- **Exercise**
Return the listing below unchanged, minus its pictures.
══════
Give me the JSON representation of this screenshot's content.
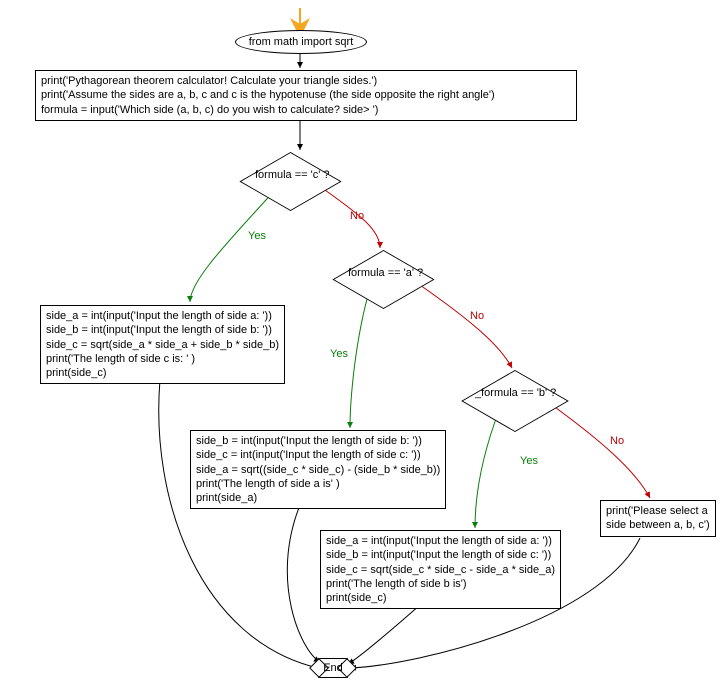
{
  "start": {
    "label": "from math import sqrt"
  },
  "init_block": {
    "l1": "print('Pythagorean theorem calculator! Calculate your triangle sides.')",
    "l2": "print('Assume the sides are a, b, c and c is the hypotenuse (the side opposite the right angle')",
    "l3": "formula = input('Which side (a, b, c) do you wish to calculate? side> ')"
  },
  "dec_c": {
    "label": "formula == 'c' ?",
    "yes": "Yes",
    "no": "No"
  },
  "dec_a": {
    "label": "formula == 'a' ?",
    "yes": "Yes",
    "no": "No"
  },
  "dec_b": {
    "label": "_formula == 'b' ?",
    "yes": "Yes",
    "no": "No"
  },
  "block_c": {
    "l1": "side_a = int(input('Input the length of side a: '))",
    "l2": "side_b = int(input('Input the length of side b: '))",
    "l3": "side_c = sqrt(side_a * side_a + side_b * side_b)",
    "l4": "print('The length of side c is: ' )",
    "l5": "print(side_c)"
  },
  "block_a": {
    "l1": "side_b = int(input('Input the length of side b: '))",
    "l2": "side_c = int(input('Input the length of side c: '))",
    "l3": "side_a = sqrt((side_c * side_c) - (side_b * side_b))",
    "l4": "print('The length of side a is' )",
    "l5": "print(side_a)"
  },
  "block_b": {
    "l1": "side_a = int(input('Input the length of side a: '))",
    "l2": "side_b = int(input('Input the length of side c: '))",
    "l3": "side_c = sqrt(side_c * side_c - side_a * side_a)",
    "l4": "print('The length of side b is')",
    "l5": "print(side_c)"
  },
  "else_block": {
    "l1": "print('Please select a",
    "l2": "side between a, b, c')"
  },
  "end": {
    "label": "End"
  }
}
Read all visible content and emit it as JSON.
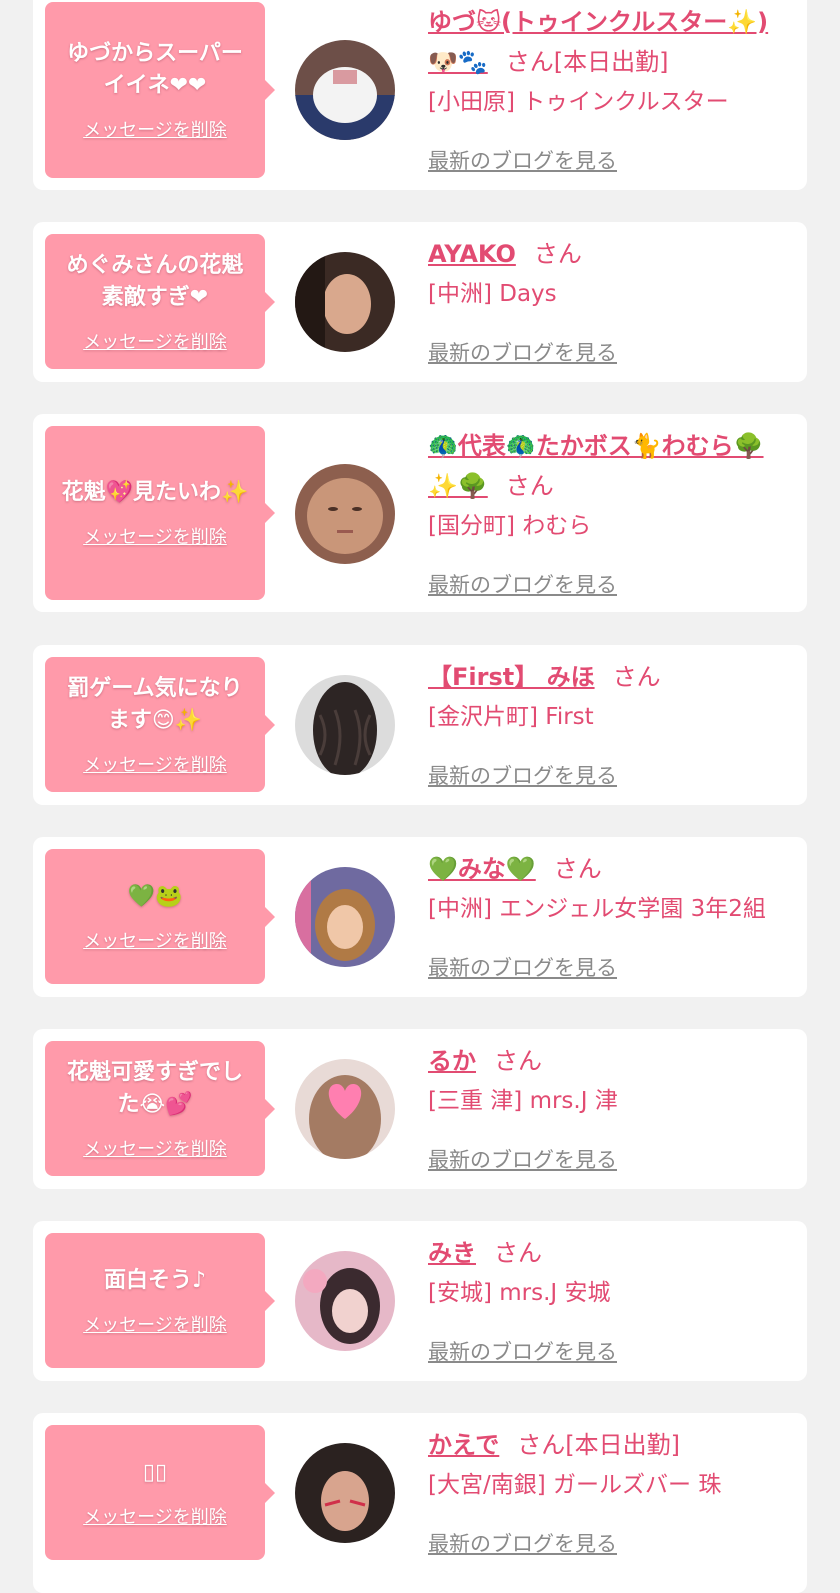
{
  "delete_label": "メッセージを削除",
  "blog_label": "最新のブログを見る",
  "cards": [
    {
      "msg_line1": "ゆづからスーパー",
      "msg_line2": "イイネ❤❤",
      "name": "ゆづ🐱(トゥインクルスター✨)",
      "name_line2": "🐶🐾",
      "san": "さん[本日出勤]",
      "shop": "[小田原] トゥインクルスター"
    },
    {
      "msg_line1": "めぐみさんの花魁",
      "msg_line2": "素敵すぎ❤",
      "name": "AYAKO",
      "san": "さん",
      "shop": "[中洲] Days"
    },
    {
      "msg_line1": "花魁💖見たいわ✨",
      "name": "🦚代表🦚たかボス🐈わむら🌳",
      "name_line2": "✨🌳",
      "san": "さん",
      "shop": "[国分町] わむら"
    },
    {
      "msg_line1": "罰ゲーム気になり",
      "msg_line2": "ます😊✨",
      "name": "【First】 みほ",
      "san": "さん",
      "shop": "[金沢片町] First"
    },
    {
      "msg_line1": "💚🐸",
      "name": "💚みな💚",
      "san": "さん",
      "shop": "[中洲] エンジェル女学園 3年2組"
    },
    {
      "msg_line1": "花魁可愛すぎでし",
      "msg_line2": "た😭💕",
      "name": "るか",
      "san": "さん",
      "shop": "[三重 津] mrs.J 津"
    },
    {
      "msg_line1": "面白そう♪",
      "name": "みき",
      "san": "さん",
      "shop": "[安城] mrs.J 安城"
    },
    {
      "msg_line1": "▯▯",
      "name": "かえで",
      "san": "さん[本日出勤]",
      "shop": "[大宮/南銀] ガールズバー 珠"
    }
  ],
  "colors": {
    "accent": "#e24b72",
    "message_bg": "#ff9aaa",
    "link_gray": "#8a8a8a",
    "page_bg": "#f1f1f1"
  }
}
══════
- **Completed exercise**
Give me the JSON representation of this screenshot's content.
{
  "start": {
    "label": "from math import sqrt"
  },
  "init_block": {
    "l1": "print('Pythagorean theorem calculator! Calculate your triangle sides.')",
    "l2": "print('Assume the sides are a, b, c and c is the hypotenuse (the side opposite the right angle')",
    "l3": "formula = input('Which side (a, b, c) do you wish to calculate? side> ')"
  },
  "dec_c": {
    "label": "formula == 'c' ?",
    "yes": "Yes",
    "no": "No"
  },
  "dec_a": {
    "label": "formula == 'a' ?",
    "yes": "Yes",
    "no": "No"
  },
  "dec_b": {
    "label": "_formula == 'b' ?",
    "yes": "Yes",
    "no": "No"
  },
  "block_c": {
    "l1": "side_a = int(input('Input the length of side a: '))",
    "l2": "side_b = int(input('Input the length of side b: '))",
    "l3": "side_c = sqrt(side_a * side_a + side_b * side_b)",
    "l4": "print('The length of side c is: ' )",
    "l5": "print(side_c)"
  },
  "block_a": {
    "l1": "side_b = int(input('Input the length of side b: '))",
    "l2": "side_c = int(input('Input the length of side c: '))",
    "l3": "side_a = sqrt((side_c * side_c) - (side_b * side_b))",
    "l4": "print('The length of side a is' )",
    "l5": "print(side_a)"
  },
  "block_b": {
    "l1": "side_a = int(input('Input the length of side a: '))",
    "l2": "side_b = int(input('Input the length of side c: '))",
    "l3": "side_c = sqrt(side_c * side_c - side_a * side_a)",
    "l4": "print('The length of side b is')",
    "l5": "print(side_c)"
  },
  "else_block": {
    "l1": "print('Please select a",
    "l2": "side between a, b, c')"
  },
  "end": {
    "label": "End"
  }
}
Read all visible content and emit it as JSON.
{
  "delete_label": "メッセージを削除",
  "blog_label": "最新のブログを見る",
  "cards": [
    {
      "msg_line1": "ゆづからスーパー",
      "msg_line2": "イイネ❤❤",
      "name": "ゆづ🐱(トゥインクルスター✨)",
      "name_line2": "🐶🐾",
      "san": "さん[本日出勤]",
      "shop": "[小田原] トゥインクルスター"
    },
    {
      "msg_line1": "めぐみさんの花魁",
      "msg_line2": "素敵すぎ❤",
      "name": "AYAKO",
      "san": "さん",
      "shop": "[中洲] Days"
    },
    {
      "msg_line1": "花魁💖見たいわ✨",
      "name": "🦚代表🦚たかボス🐈わむら🌳",
      "name_line2": "✨🌳",
      "san": "さん",
      "shop": "[国分町] わむら"
    },
    {
      "msg_line1": "罰ゲーム気になり",
      "msg_line2": "ます😊✨",
      "name": "【First】 みほ",
      "san": "さん",
      "shop": "[金沢片町] First"
    },
    {
      "msg_line1": "💚🐸",
      "name": "💚みな💚",
      "san": "さん",
      "shop": "[中洲] エンジェル女学園 3年2組"
    },
    {
      "msg_line1": "花魁可愛すぎでし",
      "msg_line2": "た😭💕",
      "name": "るか",
      "san": "さん",
      "shop": "[三重 津] mrs.J 津"
    },
    {
      "msg_line1": "面白そう♪",
      "name": "みき",
      "san": "さん",
      "shop": "[安城] mrs.J 安城"
    },
    {
      "msg_line1": "▯▯",
      "name": "かえで",
      "san": "さん[本日出勤]",
      "shop": "[大宮/南銀] ガールズバー 珠"
    }
  ],
  "colors": {
    "accent": "#e24b72",
    "message_bg": "#ff9aaa",
    "link_gray": "#8a8a8a",
    "page_bg": "#f1f1f1"
  }
}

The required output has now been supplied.